◆ Dataset entries
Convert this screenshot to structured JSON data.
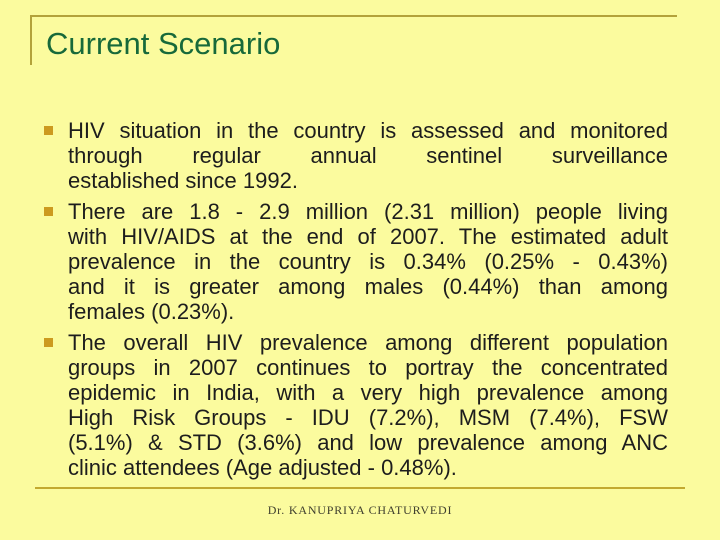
{
  "slide": {
    "title": "Current Scenario",
    "footer": "Dr. KANUPRIYA CHATURVEDI"
  },
  "bullets": [
    {
      "text": "HIV situation in the country is assessed and monitored through regular annual sentinel surveillance established since 1992.",
      "lines": [
        "HIV situation in the country is assessed and monitored",
        "through regular annual sentinel surveillance",
        "established since 1992."
      ]
    },
    {
      "text": "There are 1.8 - 2.9 million (2.31 million) people living with HIV/AIDS at the end of 2007. The estimated adult prevalence in the country is 0.34% (0.25% - 0.43%) and it is greater among males (0.44%) than among females (0.23%).",
      "lines": [
        "There are 1.8 - 2.9 million (2.31 million) people living",
        "with HIV/AIDS at the end of 2007. The estimated adult",
        "prevalence in the country is 0.34% (0.25% - 0.43%)",
        "and it is greater among males (0.44%) than among",
        "females (0.23%)."
      ]
    },
    {
      "text": "The overall HIV prevalence among different population groups in 2007 continues to portray the concentrated epidemic in India, with a very high prevalence among High Risk Groups - IDU (7.2%), MSM (7.4%), FSW (5.1%) & STD (3.6%) and low prevalence among ANC clinic attendees (Age adjusted - 0.48%).",
      "lines": [
        "The overall HIV prevalence among different population",
        "groups in 2007 continues to portray the concentrated",
        "epidemic in India, with a very high prevalence among",
        "High Risk Groups - IDU (7.2%), MSM (7.4%), FSW",
        "(5.1%) & STD (3.6%) and low prevalence among ANC",
        "clinic attendees (Age adjusted - 0.48%)."
      ]
    }
  ],
  "colors": {
    "background": "#FBFB9E",
    "title_green": "#17693A",
    "rule_top": "#B3A23A",
    "rule_bottom": "#C3A92F",
    "bullet_square": "#CC9A1F",
    "body_text": "#1D1D1D",
    "footer_text": "#3F3F2E"
  }
}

◆ Stated task
Give the number of lines containing the word "clinic". No other answer is needed.

◆ The completed task
2